◆ Aim of the task:
Pictures do not belong in the copy; restate the records below word for word.

◆ Supplied entries:
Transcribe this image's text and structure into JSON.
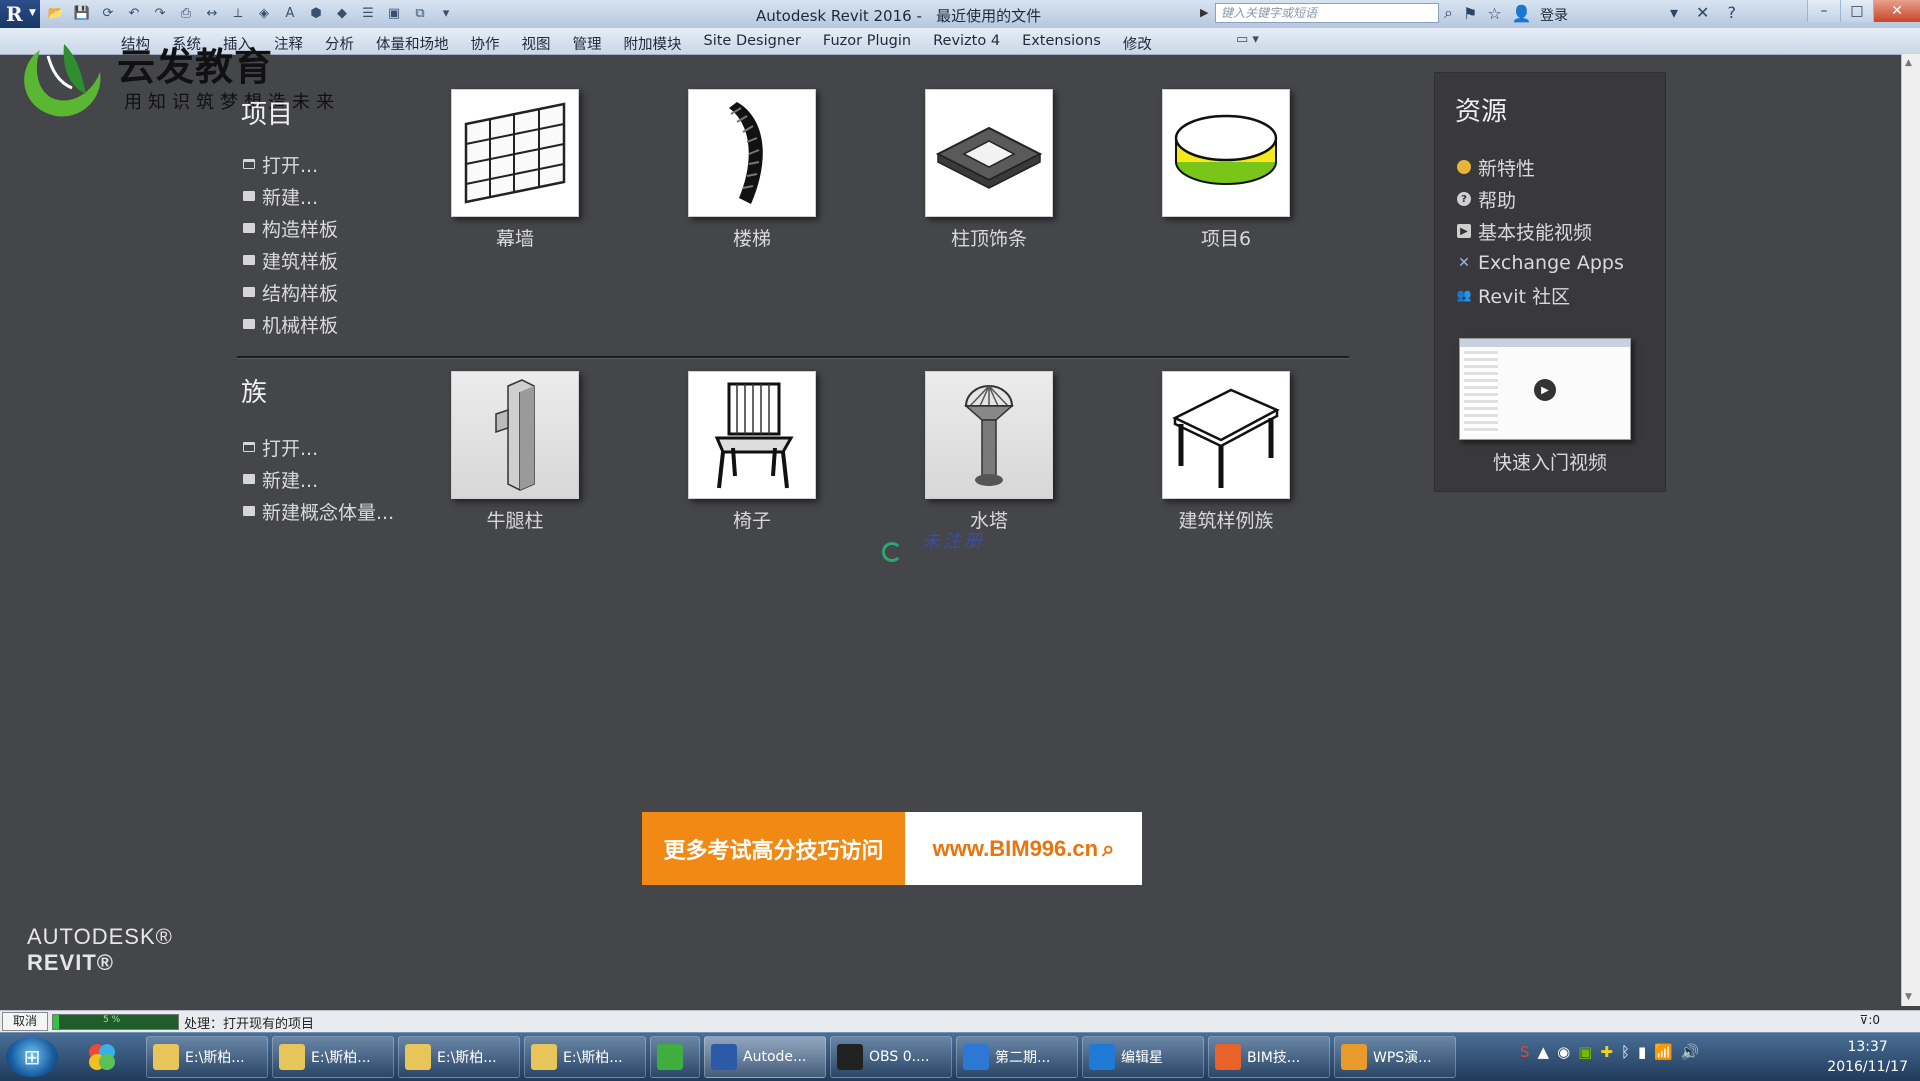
{
  "window": {
    "title": "Autodesk Revit 2016 -   最近使用的文件",
    "search_placeholder": "键入关键字或短语",
    "login_label": "登录",
    "app_logo": "R"
  },
  "ribbon": {
    "tabs": [
      "结构",
      "系统",
      "插入",
      "注释",
      "分析",
      "体量和场地",
      "协作",
      "视图",
      "管理",
      "附加模块",
      "Site Designer",
      "Fuzor Plugin",
      "Revizto 4",
      "Extensions",
      "修改"
    ]
  },
  "watermark": {
    "title": "云发教育",
    "subtitle": "用知识筑梦想造未来"
  },
  "projects": {
    "heading": "项目",
    "links": [
      {
        "label": "打开...",
        "icon": "open-folder-icon"
      },
      {
        "label": "新建...",
        "icon": "new-file-icon"
      },
      {
        "label": "构造样板",
        "icon": "template-icon"
      },
      {
        "label": "建筑样板",
        "icon": "template-icon"
      },
      {
        "label": "结构样板",
        "icon": "template-icon"
      },
      {
        "label": "机械样板",
        "icon": "template-icon"
      }
    ],
    "recent": [
      {
        "label": "幕墙",
        "icon": "curtain-wall-thumbnail"
      },
      {
        "label": "楼梯",
        "icon": "stair-thumbnail"
      },
      {
        "label": "柱顶饰条",
        "icon": "column-cap-thumbnail"
      },
      {
        "label": "项目6",
        "icon": "ring-thumbnail"
      }
    ]
  },
  "families": {
    "heading": "族",
    "links": [
      {
        "label": "打开...",
        "icon": "open-folder-icon"
      },
      {
        "label": "新建...",
        "icon": "new-file-icon"
      },
      {
        "label": "新建概念体量...",
        "icon": "mass-icon"
      }
    ],
    "recent": [
      {
        "label": "牛腿柱",
        "icon": "corbel-column-thumbnail"
      },
      {
        "label": "椅子",
        "icon": "chair-thumbnail"
      },
      {
        "label": "水塔",
        "icon": "water-tower-thumbnail"
      },
      {
        "label": "建筑样例族",
        "icon": "table-thumbnail"
      }
    ]
  },
  "loading_note": "未注册",
  "resources": {
    "heading": "资源",
    "items": [
      {
        "label": "新特性",
        "icon": "new-features-icon"
      },
      {
        "label": "帮助",
        "icon": "help-icon"
      },
      {
        "label": "基本技能视频",
        "icon": "video-icon"
      },
      {
        "label": "Exchange Apps",
        "icon": "exchange-icon"
      },
      {
        "label": "Revit 社区",
        "icon": "community-icon"
      }
    ],
    "video_caption": "快速入门视频"
  },
  "banner": {
    "left_text": "更多考试高分技巧访问",
    "url": "www.BIM996.cn"
  },
  "brand": {
    "line1": "AUTODESK®",
    "line2": "REVIT®"
  },
  "statusbar": {
    "cancel_label": "取消",
    "progress_percent": 5,
    "progress_label": "5 %",
    "status_text": "处理：打开现有的项目",
    "filter_count": ":0"
  },
  "taskbar": {
    "tasks": [
      {
        "label": "E:\\斯柏...",
        "icon": "folder-icon",
        "color": "#e8c55a"
      },
      {
        "label": "E:\\斯柏...",
        "icon": "folder-icon",
        "color": "#e8c55a"
      },
      {
        "label": "E:\\斯柏...",
        "icon": "folder-icon",
        "color": "#e8c55a"
      },
      {
        "label": "E:\\斯柏...",
        "icon": "folder-icon",
        "color": "#e8c55a"
      },
      {
        "label": "",
        "icon": "browser-icon",
        "color": "#3fae3f"
      },
      {
        "label": "Autode...",
        "icon": "revit-icon",
        "color": "#2a5aa8"
      },
      {
        "label": "OBS 0....",
        "icon": "obs-icon",
        "color": "#222222"
      },
      {
        "label": "第二期...",
        "icon": "word-icon",
        "color": "#2c78d4"
      },
      {
        "label": "编辑星",
        "icon": "video-editor-icon",
        "color": "#1f7ad6"
      },
      {
        "label": "BIM技...",
        "icon": "presentation-icon",
        "color": "#e8622a"
      },
      {
        "label": "WPS演...",
        "icon": "wps-icon",
        "color": "#e89a2a"
      }
    ],
    "time": "13:37",
    "date": "2016/11/17"
  }
}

◆ The answer:
Transcribe this image's text and structure into JSON.
{
  "window": {
    "title": "Autodesk Revit 2016 -   最近使用的文件",
    "search_placeholder": "键入关键字或短语",
    "login_label": "登录",
    "app_logo": "R"
  },
  "ribbon": {
    "tabs": [
      "结构",
      "系统",
      "插入",
      "注释",
      "分析",
      "体量和场地",
      "协作",
      "视图",
      "管理",
      "附加模块",
      "Site Designer",
      "Fuzor Plugin",
      "Revizto 4",
      "Extensions",
      "修改"
    ]
  },
  "watermark": {
    "title": "云发教育",
    "subtitle": "用知识筑梦想造未来"
  },
  "projects": {
    "heading": "项目",
    "links": [
      {
        "label": "打开...",
        "icon": "open-folder-icon"
      },
      {
        "label": "新建...",
        "icon": "new-file-icon"
      },
      {
        "label": "构造样板",
        "icon": "template-icon"
      },
      {
        "label": "建筑样板",
        "icon": "template-icon"
      },
      {
        "label": "结构样板",
        "icon": "template-icon"
      },
      {
        "label": "机械样板",
        "icon": "template-icon"
      }
    ],
    "recent": [
      {
        "label": "幕墙",
        "icon": "curtain-wall-thumbnail"
      },
      {
        "label": "楼梯",
        "icon": "stair-thumbnail"
      },
      {
        "label": "柱顶饰条",
        "icon": "column-cap-thumbnail"
      },
      {
        "label": "项目6",
        "icon": "ring-thumbnail"
      }
    ]
  },
  "families": {
    "heading": "族",
    "links": [
      {
        "label": "打开...",
        "icon": "open-folder-icon"
      },
      {
        "label": "新建...",
        "icon": "new-file-icon"
      },
      {
        "label": "新建概念体量...",
        "icon": "mass-icon"
      }
    ],
    "recent": [
      {
        "label": "牛腿柱",
        "icon": "corbel-column-thumbnail"
      },
      {
        "label": "椅子",
        "icon": "chair-thumbnail"
      },
      {
        "label": "水塔",
        "icon": "water-tower-thumbnail"
      },
      {
        "label": "建筑样例族",
        "icon": "table-thumbnail"
      }
    ]
  },
  "loading_note": "未注册",
  "resources": {
    "heading": "资源",
    "items": [
      {
        "label": "新特性",
        "icon": "new-features-icon"
      },
      {
        "label": "帮助",
        "icon": "help-icon"
      },
      {
        "label": "基本技能视频",
        "icon": "video-icon"
      },
      {
        "label": "Exchange Apps",
        "icon": "exchange-icon"
      },
      {
        "label": "Revit 社区",
        "icon": "community-icon"
      }
    ],
    "video_caption": "快速入门视频"
  },
  "banner": {
    "left_text": "更多考试高分技巧访问",
    "url": "www.BIM996.cn"
  },
  "brand": {
    "line1": "AUTODESK®",
    "line2": "REVIT®"
  },
  "statusbar": {
    "cancel_label": "取消",
    "progress_percent": 5,
    "progress_label": "5 %",
    "status_text": "处理：打开现有的项目",
    "filter_count": ":0"
  },
  "taskbar": {
    "tasks": [
      {
        "label": "E:\\斯柏...",
        "icon": "folder-icon",
        "color": "#e8c55a"
      },
      {
        "label": "E:\\斯柏...",
        "icon": "folder-icon",
        "color": "#e8c55a"
      },
      {
        "label": "E:\\斯柏...",
        "icon": "folder-icon",
        "color": "#e8c55a"
      },
      {
        "label": "E:\\斯柏...",
        "icon": "folder-icon",
        "color": "#e8c55a"
      },
      {
        "label": "",
        "icon": "browser-icon",
        "color": "#3fae3f"
      },
      {
        "label": "Autode...",
        "icon": "revit-icon",
        "color": "#2a5aa8"
      },
      {
        "label": "OBS 0....",
        "icon": "obs-icon",
        "color": "#222222"
      },
      {
        "label": "第二期...",
        "icon": "word-icon",
        "color": "#2c78d4"
      },
      {
        "label": "编辑星",
        "icon": "video-editor-icon",
        "color": "#1f7ad6"
      },
      {
        "label": "BIM技...",
        "icon": "presentation-icon",
        "color": "#e8622a"
      },
      {
        "label": "WPS演...",
        "icon": "wps-icon",
        "color": "#e89a2a"
      }
    ],
    "time": "13:37",
    "date": "2016/11/17"
  }
}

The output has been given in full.